## Collected data entries
────────────────

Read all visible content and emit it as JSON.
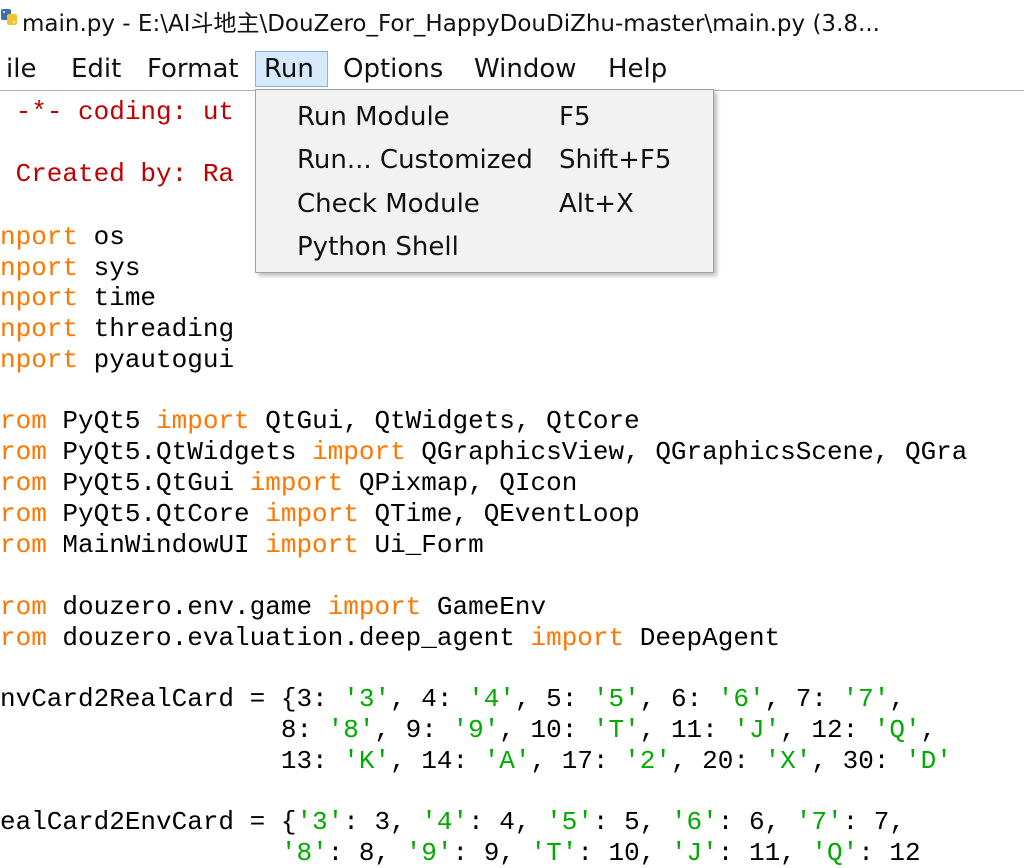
{
  "window": {
    "title": "main.py - E:\\AI斗地主\\DouZero_For_HappyDouDiZhu-master\\main.py (3.8..."
  },
  "icons": {
    "app": "python-idle-icon"
  },
  "colors": {
    "comment": "#c00000",
    "keyword": "#ff7700",
    "string": "#00aa00",
    "menu_highlight": "#d6e8fb"
  },
  "menubar": {
    "items": [
      "ile",
      "Edit",
      "Format",
      "Run",
      "Options",
      "Window",
      "Help"
    ],
    "active": "Run"
  },
  "run_menu": {
    "items": [
      {
        "label": "Run Module",
        "shortcut": "F5"
      },
      {
        "label": "Run... Customized",
        "shortcut": "Shift+F5"
      },
      {
        "label": "Check Module",
        "shortcut": "Alt+X"
      },
      {
        "label": "Python Shell",
        "shortcut": ""
      }
    ]
  },
  "code": {
    "lines": [
      [
        {
          "t": " -*- coding: ut",
          "c": "comment"
        }
      ],
      [
        {
          "t": " Created by: Ra",
          "c": "comment"
        }
      ],
      [
        {
          "t": "nport",
          "c": "kw"
        },
        {
          "t": " os",
          "c": "def"
        }
      ],
      [
        {
          "t": "nport",
          "c": "kw"
        },
        {
          "t": " sys",
          "c": "def"
        }
      ],
      [
        {
          "t": "nport",
          "c": "kw"
        },
        {
          "t": " time",
          "c": "def"
        }
      ],
      [
        {
          "t": "nport",
          "c": "kw"
        },
        {
          "t": " threading",
          "c": "def"
        }
      ],
      [
        {
          "t": "nport",
          "c": "kw"
        },
        {
          "t": " pyautogui",
          "c": "def"
        }
      ],
      [
        {
          "t": "rom",
          "c": "kw"
        },
        {
          "t": " PyQt5 ",
          "c": "def"
        },
        {
          "t": "import",
          "c": "kw"
        },
        {
          "t": " QtGui, QtWidgets, QtCore",
          "c": "def"
        }
      ],
      [
        {
          "t": "rom",
          "c": "kw"
        },
        {
          "t": " PyQt5.QtWidgets ",
          "c": "def"
        },
        {
          "t": "import",
          "c": "kw"
        },
        {
          "t": " QGraphicsView, QGraphicsScene, QGra",
          "c": "def"
        }
      ],
      [
        {
          "t": "rom",
          "c": "kw"
        },
        {
          "t": " PyQt5.QtGui ",
          "c": "def"
        },
        {
          "t": "import",
          "c": "kw"
        },
        {
          "t": " QPixmap, QIcon",
          "c": "def"
        }
      ],
      [
        {
          "t": "rom",
          "c": "kw"
        },
        {
          "t": " PyQt5.QtCore ",
          "c": "def"
        },
        {
          "t": "import",
          "c": "kw"
        },
        {
          "t": " QTime, QEventLoop",
          "c": "def"
        }
      ],
      [
        {
          "t": "rom",
          "c": "kw"
        },
        {
          "t": " MainWindowUI ",
          "c": "def"
        },
        {
          "t": "import",
          "c": "kw"
        },
        {
          "t": " Ui_Form",
          "c": "def"
        }
      ],
      [
        {
          "t": "rom",
          "c": "kw"
        },
        {
          "t": " douzero.env.game ",
          "c": "def"
        },
        {
          "t": "import",
          "c": "kw"
        },
        {
          "t": " GameEnv",
          "c": "def"
        }
      ],
      [
        {
          "t": "rom",
          "c": "kw"
        },
        {
          "t": " douzero.evaluation.deep_agent ",
          "c": "def"
        },
        {
          "t": "import",
          "c": "kw"
        },
        {
          "t": " DeepAgent",
          "c": "def"
        }
      ],
      [
        {
          "t": "nvCard2RealCard = {3: ",
          "c": "def"
        },
        {
          "t": "'3'",
          "c": "str"
        },
        {
          "t": ", 4: ",
          "c": "def"
        },
        {
          "t": "'4'",
          "c": "str"
        },
        {
          "t": ", 5: ",
          "c": "def"
        },
        {
          "t": "'5'",
          "c": "str"
        },
        {
          "t": ", 6: ",
          "c": "def"
        },
        {
          "t": "'6'",
          "c": "str"
        },
        {
          "t": ", 7: ",
          "c": "def"
        },
        {
          "t": "'7'",
          "c": "str"
        },
        {
          "t": ",",
          "c": "def"
        }
      ],
      [
        {
          "t": "                  8: ",
          "c": "def"
        },
        {
          "t": "'8'",
          "c": "str"
        },
        {
          "t": ", 9: ",
          "c": "def"
        },
        {
          "t": "'9'",
          "c": "str"
        },
        {
          "t": ", 10: ",
          "c": "def"
        },
        {
          "t": "'T'",
          "c": "str"
        },
        {
          "t": ", 11: ",
          "c": "def"
        },
        {
          "t": "'J'",
          "c": "str"
        },
        {
          "t": ", 12: ",
          "c": "def"
        },
        {
          "t": "'Q'",
          "c": "str"
        },
        {
          "t": ",",
          "c": "def"
        }
      ],
      [
        {
          "t": "                  13: ",
          "c": "def"
        },
        {
          "t": "'K'",
          "c": "str"
        },
        {
          "t": ", 14: ",
          "c": "def"
        },
        {
          "t": "'A'",
          "c": "str"
        },
        {
          "t": ", 17: ",
          "c": "def"
        },
        {
          "t": "'2'",
          "c": "str"
        },
        {
          "t": ", 20: ",
          "c": "def"
        },
        {
          "t": "'X'",
          "c": "str"
        },
        {
          "t": ", 30: ",
          "c": "def"
        },
        {
          "t": "'D'",
          "c": "str"
        }
      ],
      [
        {
          "t": "ealCard2EnvCard = {",
          "c": "def"
        },
        {
          "t": "'3'",
          "c": "str"
        },
        {
          "t": ": 3, ",
          "c": "def"
        },
        {
          "t": "'4'",
          "c": "str"
        },
        {
          "t": ": 4, ",
          "c": "def"
        },
        {
          "t": "'5'",
          "c": "str"
        },
        {
          "t": ": 5, ",
          "c": "def"
        },
        {
          "t": "'6'",
          "c": "str"
        },
        {
          "t": ": 6, ",
          "c": "def"
        },
        {
          "t": "'7'",
          "c": "str"
        },
        {
          "t": ": 7,",
          "c": "def"
        }
      ],
      [
        {
          "t": "                  ",
          "c": "def"
        },
        {
          "t": "'8'",
          "c": "str"
        },
        {
          "t": ": 8, ",
          "c": "def"
        },
        {
          "t": "'9'",
          "c": "str"
        },
        {
          "t": ": 9, ",
          "c": "def"
        },
        {
          "t": "'T'",
          "c": "str"
        },
        {
          "t": ": 10, ",
          "c": "def"
        },
        {
          "t": "'J'",
          "c": "str"
        },
        {
          "t": ": 11, ",
          "c": "def"
        },
        {
          "t": "'Q'",
          "c": "str"
        },
        {
          "t": ": 12",
          "c": "def"
        }
      ]
    ]
  }
}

────────────────

## Your goal
Give only the number of lines in the material above that include the word "shortcut".

## Output below
4